Task requirements: Copy out the lines that include the word "content".

Information shown:
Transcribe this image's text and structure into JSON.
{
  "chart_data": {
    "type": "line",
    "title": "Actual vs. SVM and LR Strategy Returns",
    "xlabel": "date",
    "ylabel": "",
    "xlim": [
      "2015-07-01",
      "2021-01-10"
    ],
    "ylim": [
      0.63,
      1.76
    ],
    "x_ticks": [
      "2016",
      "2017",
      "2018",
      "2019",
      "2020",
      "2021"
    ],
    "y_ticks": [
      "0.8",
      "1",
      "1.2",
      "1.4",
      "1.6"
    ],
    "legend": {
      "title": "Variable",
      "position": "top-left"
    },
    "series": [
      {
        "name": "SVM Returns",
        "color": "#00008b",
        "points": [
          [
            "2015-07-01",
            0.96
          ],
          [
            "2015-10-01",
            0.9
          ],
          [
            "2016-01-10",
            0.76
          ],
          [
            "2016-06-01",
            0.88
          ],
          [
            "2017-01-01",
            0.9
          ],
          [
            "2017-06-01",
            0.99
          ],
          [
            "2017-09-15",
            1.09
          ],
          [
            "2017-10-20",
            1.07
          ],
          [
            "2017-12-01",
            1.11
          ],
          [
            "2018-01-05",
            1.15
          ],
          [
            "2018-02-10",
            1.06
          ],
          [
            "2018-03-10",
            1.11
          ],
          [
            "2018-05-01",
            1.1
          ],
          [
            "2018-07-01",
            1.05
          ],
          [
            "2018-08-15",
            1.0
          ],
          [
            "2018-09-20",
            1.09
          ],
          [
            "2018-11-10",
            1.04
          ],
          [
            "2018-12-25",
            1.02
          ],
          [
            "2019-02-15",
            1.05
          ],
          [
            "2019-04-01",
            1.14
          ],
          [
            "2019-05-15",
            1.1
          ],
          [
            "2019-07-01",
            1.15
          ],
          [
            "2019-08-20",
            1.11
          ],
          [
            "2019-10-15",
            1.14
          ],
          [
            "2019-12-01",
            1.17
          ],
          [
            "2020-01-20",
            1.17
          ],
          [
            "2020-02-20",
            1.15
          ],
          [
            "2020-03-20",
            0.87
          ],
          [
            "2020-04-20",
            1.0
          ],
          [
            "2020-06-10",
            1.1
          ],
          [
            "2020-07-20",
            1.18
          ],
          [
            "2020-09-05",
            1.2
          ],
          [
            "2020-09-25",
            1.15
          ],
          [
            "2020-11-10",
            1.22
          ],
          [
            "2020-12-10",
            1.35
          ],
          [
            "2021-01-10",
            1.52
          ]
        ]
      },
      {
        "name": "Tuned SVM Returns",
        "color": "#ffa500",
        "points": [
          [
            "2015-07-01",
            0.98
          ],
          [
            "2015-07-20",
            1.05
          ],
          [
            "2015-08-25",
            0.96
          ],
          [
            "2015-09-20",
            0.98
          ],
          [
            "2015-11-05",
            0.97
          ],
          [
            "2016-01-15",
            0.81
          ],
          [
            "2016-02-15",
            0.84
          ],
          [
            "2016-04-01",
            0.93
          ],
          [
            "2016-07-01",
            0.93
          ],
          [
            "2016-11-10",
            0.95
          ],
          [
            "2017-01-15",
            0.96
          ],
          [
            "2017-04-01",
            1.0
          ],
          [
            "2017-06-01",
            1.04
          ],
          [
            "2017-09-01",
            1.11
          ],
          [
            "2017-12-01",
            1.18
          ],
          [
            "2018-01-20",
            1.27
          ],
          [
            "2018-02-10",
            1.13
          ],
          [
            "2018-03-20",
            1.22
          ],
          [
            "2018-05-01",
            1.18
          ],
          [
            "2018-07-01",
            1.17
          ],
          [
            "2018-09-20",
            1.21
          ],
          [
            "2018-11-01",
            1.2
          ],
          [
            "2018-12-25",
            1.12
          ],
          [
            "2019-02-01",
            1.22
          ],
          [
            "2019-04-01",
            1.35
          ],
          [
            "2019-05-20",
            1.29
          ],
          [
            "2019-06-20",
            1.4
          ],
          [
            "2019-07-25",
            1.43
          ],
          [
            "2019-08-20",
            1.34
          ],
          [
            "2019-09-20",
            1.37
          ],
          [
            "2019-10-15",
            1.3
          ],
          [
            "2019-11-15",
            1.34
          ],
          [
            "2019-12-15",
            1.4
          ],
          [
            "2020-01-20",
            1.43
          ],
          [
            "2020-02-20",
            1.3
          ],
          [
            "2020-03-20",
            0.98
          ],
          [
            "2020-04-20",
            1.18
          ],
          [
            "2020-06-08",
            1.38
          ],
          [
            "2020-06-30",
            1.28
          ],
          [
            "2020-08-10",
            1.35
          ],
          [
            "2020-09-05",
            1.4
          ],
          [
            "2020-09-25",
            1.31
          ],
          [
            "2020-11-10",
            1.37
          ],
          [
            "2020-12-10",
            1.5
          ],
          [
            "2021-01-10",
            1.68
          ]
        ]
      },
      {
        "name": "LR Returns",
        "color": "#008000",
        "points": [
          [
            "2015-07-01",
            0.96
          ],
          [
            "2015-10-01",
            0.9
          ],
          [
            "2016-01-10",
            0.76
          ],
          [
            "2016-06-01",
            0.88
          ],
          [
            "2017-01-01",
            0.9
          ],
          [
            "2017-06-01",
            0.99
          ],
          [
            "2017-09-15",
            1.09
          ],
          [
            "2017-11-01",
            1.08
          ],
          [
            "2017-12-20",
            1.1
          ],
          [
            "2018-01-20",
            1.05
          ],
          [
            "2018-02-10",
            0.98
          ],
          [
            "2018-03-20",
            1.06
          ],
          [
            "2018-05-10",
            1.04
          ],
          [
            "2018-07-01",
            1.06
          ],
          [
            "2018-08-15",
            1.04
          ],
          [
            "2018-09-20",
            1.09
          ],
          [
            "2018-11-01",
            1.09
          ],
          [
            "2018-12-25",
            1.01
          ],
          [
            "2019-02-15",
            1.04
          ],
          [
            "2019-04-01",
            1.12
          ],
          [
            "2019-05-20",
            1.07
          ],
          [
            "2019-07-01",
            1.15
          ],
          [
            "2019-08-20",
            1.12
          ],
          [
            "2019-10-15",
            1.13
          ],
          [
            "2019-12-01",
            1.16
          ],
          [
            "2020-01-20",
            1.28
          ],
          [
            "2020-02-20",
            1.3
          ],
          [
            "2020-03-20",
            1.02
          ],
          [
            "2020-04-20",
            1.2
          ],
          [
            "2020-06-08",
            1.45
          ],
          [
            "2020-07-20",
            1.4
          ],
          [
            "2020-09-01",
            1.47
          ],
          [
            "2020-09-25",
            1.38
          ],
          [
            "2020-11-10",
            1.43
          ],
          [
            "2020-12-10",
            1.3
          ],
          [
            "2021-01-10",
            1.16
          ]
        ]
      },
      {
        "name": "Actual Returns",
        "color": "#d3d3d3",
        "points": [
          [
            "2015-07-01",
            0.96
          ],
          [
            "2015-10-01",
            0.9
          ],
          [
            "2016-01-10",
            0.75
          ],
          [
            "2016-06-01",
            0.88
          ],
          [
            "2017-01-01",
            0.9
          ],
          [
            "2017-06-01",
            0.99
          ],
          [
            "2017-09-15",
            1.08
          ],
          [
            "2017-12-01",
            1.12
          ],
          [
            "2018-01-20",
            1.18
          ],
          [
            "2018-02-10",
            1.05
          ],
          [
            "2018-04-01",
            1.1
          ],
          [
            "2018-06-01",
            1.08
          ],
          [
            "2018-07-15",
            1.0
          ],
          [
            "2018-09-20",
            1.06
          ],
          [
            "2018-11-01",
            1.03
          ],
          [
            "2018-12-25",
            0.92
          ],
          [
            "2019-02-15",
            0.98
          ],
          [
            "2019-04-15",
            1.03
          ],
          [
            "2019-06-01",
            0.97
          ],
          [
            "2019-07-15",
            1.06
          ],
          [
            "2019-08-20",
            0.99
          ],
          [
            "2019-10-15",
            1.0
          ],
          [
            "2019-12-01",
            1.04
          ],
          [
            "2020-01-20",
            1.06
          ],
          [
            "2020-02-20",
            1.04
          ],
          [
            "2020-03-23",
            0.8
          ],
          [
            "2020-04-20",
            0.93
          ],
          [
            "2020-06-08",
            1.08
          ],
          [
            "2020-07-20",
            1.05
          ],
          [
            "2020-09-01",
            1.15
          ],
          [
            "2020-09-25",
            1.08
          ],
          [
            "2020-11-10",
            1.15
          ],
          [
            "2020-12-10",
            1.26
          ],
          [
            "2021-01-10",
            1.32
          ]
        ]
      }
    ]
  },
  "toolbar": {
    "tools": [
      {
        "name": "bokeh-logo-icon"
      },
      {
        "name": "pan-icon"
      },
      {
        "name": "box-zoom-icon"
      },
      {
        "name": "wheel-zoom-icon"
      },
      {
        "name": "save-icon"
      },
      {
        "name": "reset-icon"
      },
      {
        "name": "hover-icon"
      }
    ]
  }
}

---

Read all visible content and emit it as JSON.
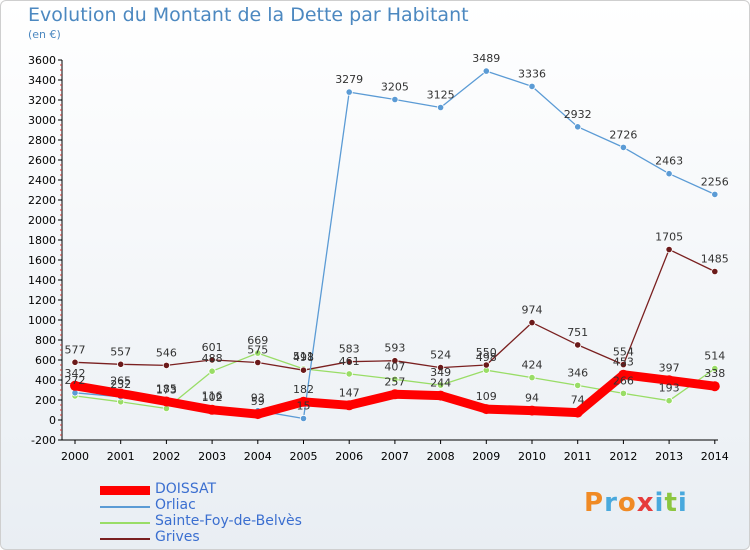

...

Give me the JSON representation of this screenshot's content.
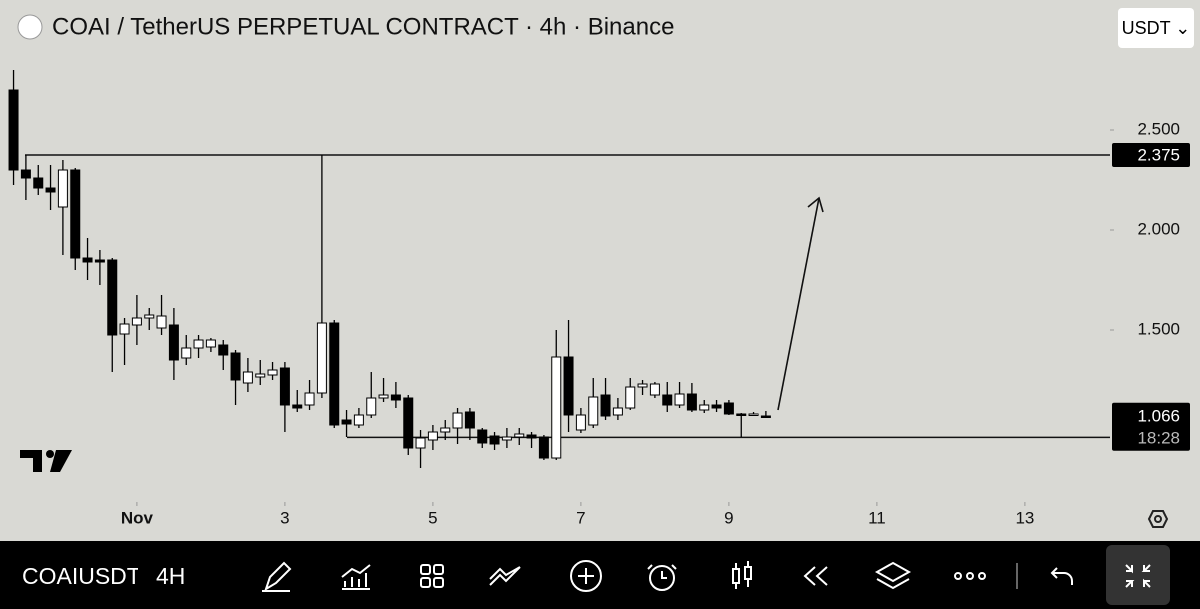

Task answer:
Read all visible content and emit it as JSON.
Give me the JSON representation of this screenshot's content.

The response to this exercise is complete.